SHORT EXERCISE.
How many lines in these records hold the string "icon"? State only that number.

※

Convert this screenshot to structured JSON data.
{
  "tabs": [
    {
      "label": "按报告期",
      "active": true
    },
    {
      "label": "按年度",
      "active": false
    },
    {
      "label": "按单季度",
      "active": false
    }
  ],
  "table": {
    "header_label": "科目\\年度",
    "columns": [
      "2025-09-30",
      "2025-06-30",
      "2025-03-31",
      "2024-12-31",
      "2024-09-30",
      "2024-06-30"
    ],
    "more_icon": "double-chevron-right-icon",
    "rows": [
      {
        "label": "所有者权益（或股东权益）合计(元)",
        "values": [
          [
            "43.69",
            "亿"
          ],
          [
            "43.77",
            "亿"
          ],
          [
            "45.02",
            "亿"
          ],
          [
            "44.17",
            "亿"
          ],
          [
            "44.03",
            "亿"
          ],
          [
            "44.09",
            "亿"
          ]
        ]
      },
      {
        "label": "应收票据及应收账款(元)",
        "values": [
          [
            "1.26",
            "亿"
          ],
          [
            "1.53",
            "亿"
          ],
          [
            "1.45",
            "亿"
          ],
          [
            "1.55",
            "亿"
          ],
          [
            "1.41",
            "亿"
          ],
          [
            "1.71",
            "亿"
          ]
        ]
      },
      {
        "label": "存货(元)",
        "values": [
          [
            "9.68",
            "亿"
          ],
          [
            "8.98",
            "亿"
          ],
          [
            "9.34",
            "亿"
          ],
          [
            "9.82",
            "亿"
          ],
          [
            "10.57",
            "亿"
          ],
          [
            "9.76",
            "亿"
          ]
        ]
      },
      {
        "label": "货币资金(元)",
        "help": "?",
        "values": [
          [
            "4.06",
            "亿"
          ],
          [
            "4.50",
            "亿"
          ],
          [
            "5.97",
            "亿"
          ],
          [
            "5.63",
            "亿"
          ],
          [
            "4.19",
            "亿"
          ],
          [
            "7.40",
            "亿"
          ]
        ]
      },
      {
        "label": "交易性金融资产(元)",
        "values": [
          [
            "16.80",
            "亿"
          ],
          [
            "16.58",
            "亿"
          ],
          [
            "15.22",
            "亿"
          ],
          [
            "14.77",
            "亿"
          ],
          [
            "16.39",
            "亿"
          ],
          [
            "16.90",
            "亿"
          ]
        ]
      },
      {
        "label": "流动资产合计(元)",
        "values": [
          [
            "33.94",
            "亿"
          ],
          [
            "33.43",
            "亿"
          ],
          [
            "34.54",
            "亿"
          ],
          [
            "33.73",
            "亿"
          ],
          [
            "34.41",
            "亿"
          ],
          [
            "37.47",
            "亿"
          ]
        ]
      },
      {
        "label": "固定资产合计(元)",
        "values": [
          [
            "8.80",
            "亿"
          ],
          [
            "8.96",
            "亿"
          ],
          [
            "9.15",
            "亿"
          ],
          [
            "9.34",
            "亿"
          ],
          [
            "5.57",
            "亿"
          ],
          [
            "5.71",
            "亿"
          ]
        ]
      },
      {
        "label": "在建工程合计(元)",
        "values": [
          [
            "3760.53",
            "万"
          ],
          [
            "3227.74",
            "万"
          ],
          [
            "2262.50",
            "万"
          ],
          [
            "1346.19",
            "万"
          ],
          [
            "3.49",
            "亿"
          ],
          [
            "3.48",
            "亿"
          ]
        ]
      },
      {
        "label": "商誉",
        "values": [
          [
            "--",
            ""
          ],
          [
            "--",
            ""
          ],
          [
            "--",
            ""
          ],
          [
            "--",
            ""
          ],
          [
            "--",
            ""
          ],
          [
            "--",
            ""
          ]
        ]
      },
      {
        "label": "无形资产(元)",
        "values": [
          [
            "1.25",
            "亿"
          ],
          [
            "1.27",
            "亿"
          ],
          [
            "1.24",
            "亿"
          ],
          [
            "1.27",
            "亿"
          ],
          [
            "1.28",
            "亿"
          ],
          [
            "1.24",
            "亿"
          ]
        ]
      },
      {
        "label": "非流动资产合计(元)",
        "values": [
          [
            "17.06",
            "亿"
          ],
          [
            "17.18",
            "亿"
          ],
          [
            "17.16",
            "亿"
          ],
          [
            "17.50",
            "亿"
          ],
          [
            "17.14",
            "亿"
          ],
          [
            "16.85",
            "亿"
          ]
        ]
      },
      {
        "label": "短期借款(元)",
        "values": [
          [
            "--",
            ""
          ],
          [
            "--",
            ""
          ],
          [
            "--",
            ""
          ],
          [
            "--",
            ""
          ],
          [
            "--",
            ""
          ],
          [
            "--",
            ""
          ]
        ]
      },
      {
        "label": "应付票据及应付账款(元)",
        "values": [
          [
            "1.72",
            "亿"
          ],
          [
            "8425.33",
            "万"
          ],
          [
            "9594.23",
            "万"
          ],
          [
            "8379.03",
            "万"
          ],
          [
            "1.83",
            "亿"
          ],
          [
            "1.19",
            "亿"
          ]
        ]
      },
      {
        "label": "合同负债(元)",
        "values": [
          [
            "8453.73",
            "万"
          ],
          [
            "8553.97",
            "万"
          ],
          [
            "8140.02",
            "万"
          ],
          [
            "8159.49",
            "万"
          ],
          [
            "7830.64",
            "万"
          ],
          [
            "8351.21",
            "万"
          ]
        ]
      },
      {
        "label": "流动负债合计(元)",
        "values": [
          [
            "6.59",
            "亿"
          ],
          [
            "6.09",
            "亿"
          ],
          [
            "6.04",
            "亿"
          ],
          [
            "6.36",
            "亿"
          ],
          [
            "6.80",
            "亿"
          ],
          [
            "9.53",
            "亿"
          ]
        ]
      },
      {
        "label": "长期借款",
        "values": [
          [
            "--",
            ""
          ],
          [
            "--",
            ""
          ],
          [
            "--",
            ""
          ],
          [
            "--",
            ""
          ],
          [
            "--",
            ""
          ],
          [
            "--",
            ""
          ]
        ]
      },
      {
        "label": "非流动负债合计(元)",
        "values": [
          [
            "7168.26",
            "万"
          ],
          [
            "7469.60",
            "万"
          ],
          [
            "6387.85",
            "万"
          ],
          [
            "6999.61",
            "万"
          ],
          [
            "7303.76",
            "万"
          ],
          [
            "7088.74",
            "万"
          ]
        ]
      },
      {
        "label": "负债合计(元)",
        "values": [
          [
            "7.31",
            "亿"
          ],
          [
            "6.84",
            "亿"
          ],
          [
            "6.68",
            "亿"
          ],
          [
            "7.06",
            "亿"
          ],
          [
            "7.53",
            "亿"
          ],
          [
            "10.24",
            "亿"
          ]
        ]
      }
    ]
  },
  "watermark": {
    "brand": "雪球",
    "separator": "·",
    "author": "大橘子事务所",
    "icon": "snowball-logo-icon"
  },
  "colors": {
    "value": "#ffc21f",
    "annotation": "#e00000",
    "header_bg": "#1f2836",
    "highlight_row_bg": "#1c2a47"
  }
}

※

ANSWER IN FULL.
2